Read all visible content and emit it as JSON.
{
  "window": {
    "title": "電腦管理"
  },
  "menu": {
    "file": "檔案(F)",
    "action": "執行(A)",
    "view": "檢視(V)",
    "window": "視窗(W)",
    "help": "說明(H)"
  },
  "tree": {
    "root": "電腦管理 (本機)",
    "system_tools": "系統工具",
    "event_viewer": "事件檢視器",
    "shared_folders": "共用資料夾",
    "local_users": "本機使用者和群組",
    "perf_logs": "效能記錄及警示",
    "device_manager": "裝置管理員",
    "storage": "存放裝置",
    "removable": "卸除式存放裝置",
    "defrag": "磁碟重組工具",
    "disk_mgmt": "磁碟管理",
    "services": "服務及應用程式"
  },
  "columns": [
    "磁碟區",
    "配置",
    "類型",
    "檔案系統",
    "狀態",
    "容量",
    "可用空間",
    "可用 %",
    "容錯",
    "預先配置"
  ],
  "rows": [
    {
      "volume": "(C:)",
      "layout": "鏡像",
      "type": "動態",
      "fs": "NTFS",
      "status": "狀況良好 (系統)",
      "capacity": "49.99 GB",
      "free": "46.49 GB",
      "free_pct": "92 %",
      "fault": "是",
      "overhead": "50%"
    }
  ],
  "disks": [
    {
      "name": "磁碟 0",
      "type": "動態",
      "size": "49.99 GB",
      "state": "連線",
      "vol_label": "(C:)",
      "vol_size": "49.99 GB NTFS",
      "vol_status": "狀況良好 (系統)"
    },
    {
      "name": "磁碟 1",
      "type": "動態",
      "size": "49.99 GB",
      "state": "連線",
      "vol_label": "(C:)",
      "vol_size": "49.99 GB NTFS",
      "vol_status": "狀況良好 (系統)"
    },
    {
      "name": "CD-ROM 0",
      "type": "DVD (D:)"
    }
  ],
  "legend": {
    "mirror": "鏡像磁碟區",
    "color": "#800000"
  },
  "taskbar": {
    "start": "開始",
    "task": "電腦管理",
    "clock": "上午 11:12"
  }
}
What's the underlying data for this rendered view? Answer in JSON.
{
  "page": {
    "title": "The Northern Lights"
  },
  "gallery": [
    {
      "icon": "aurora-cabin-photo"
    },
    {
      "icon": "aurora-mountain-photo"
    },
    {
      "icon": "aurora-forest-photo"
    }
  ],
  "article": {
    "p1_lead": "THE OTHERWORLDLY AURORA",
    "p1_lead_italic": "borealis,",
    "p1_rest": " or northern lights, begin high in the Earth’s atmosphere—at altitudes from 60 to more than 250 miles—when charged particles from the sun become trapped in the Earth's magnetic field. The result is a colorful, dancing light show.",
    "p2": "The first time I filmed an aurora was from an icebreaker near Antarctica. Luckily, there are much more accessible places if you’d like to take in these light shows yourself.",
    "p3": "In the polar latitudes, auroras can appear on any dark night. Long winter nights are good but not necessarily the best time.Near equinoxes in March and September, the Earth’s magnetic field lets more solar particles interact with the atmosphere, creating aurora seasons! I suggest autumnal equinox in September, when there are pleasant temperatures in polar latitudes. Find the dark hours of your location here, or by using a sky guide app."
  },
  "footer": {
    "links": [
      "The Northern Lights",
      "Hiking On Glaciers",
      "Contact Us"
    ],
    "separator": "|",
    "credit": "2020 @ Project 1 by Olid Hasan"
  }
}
┄┄┄┄┄┄┄┄┄┄
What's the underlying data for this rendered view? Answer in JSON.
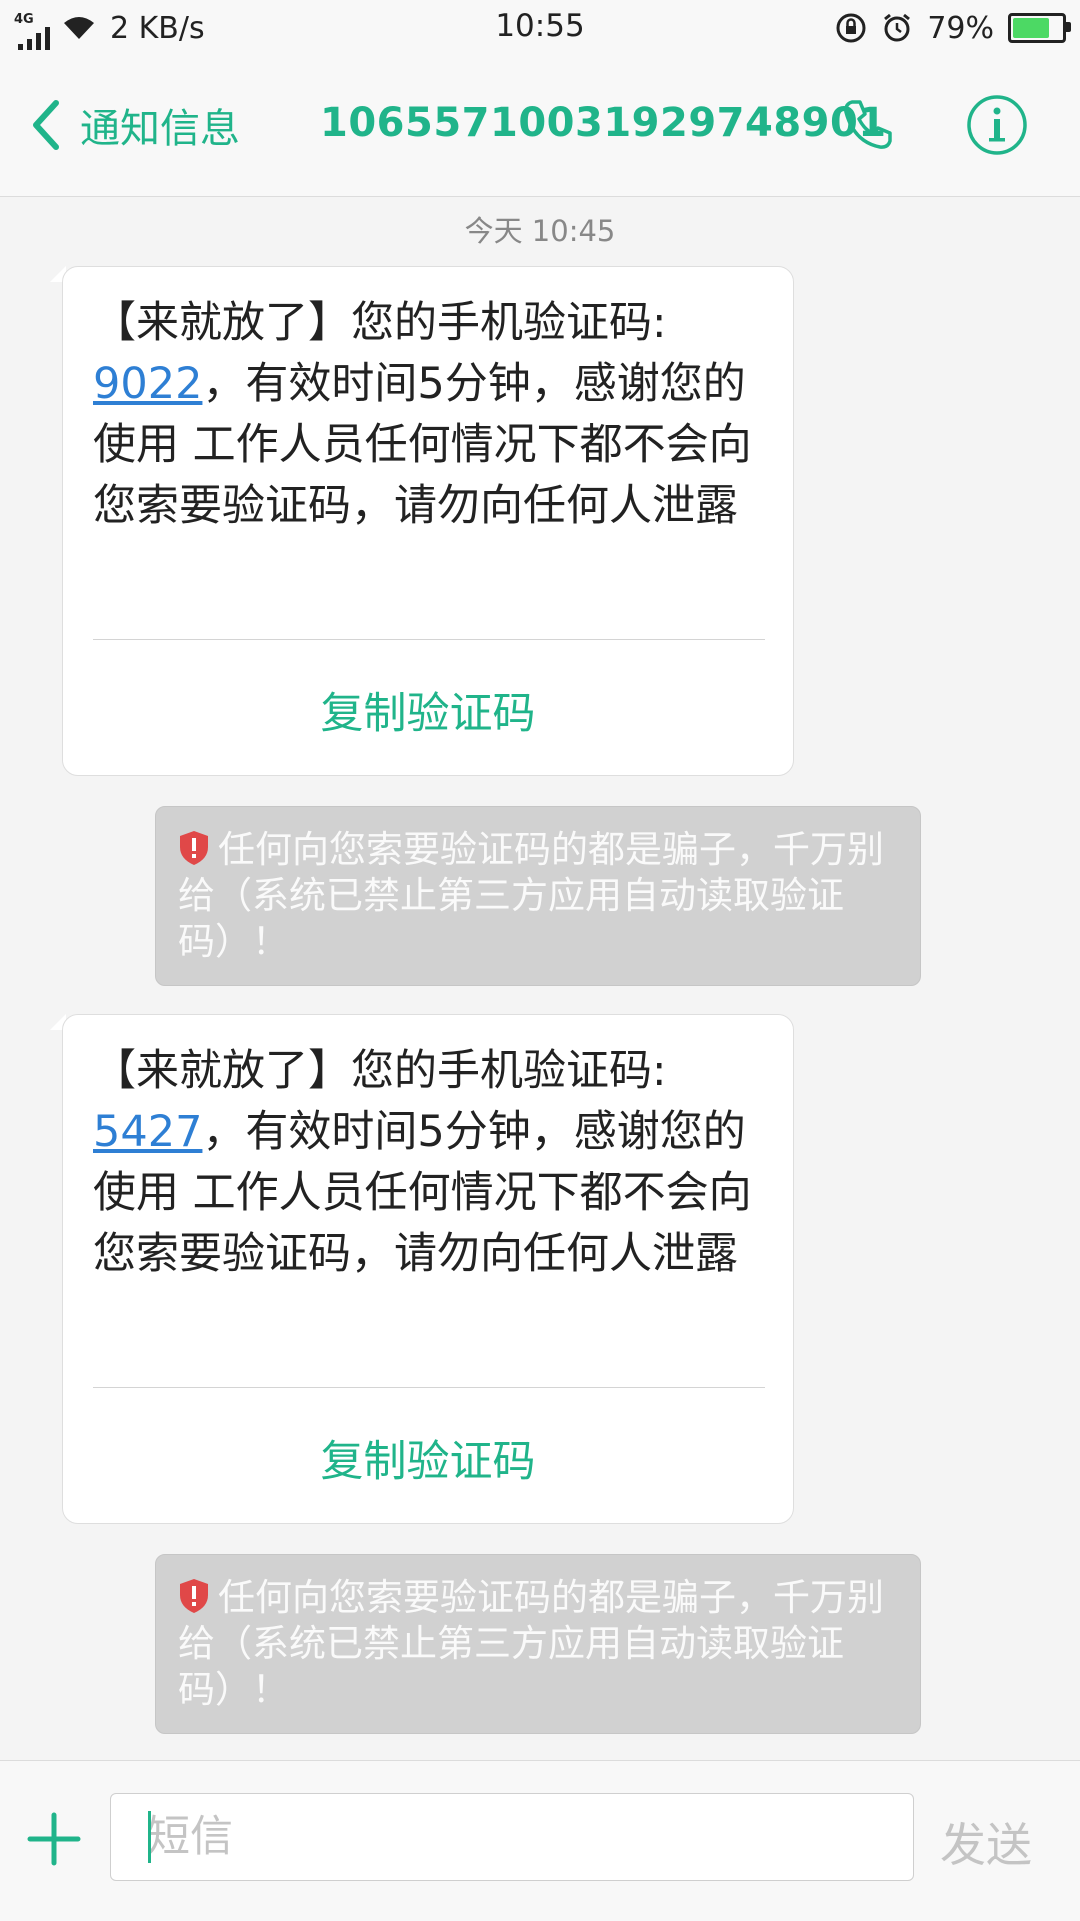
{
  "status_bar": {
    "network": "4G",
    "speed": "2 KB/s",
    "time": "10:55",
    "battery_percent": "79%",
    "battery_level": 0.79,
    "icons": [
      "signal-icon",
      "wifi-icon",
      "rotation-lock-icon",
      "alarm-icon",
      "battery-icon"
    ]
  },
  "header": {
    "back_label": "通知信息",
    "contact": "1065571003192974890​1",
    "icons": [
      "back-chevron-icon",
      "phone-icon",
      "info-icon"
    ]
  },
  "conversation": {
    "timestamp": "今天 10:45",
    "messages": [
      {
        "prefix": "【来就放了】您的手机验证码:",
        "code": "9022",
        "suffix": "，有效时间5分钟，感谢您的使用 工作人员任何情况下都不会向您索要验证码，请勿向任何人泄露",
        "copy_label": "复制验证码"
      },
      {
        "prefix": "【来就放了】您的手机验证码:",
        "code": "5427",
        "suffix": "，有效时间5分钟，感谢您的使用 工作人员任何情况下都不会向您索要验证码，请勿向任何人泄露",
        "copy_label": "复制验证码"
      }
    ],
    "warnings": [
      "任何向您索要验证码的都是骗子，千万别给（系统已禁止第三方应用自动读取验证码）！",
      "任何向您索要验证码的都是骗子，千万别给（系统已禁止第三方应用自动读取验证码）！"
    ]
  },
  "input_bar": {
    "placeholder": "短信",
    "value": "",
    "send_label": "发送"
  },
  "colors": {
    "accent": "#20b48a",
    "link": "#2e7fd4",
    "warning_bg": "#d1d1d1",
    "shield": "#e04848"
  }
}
┄┄┄┄┄┄┄┄┄┄
SHORT PROBLEM =
Your reply is one number: how many lines of the records above contain the word "千万别给".

WRITTEN SOLUTION =
2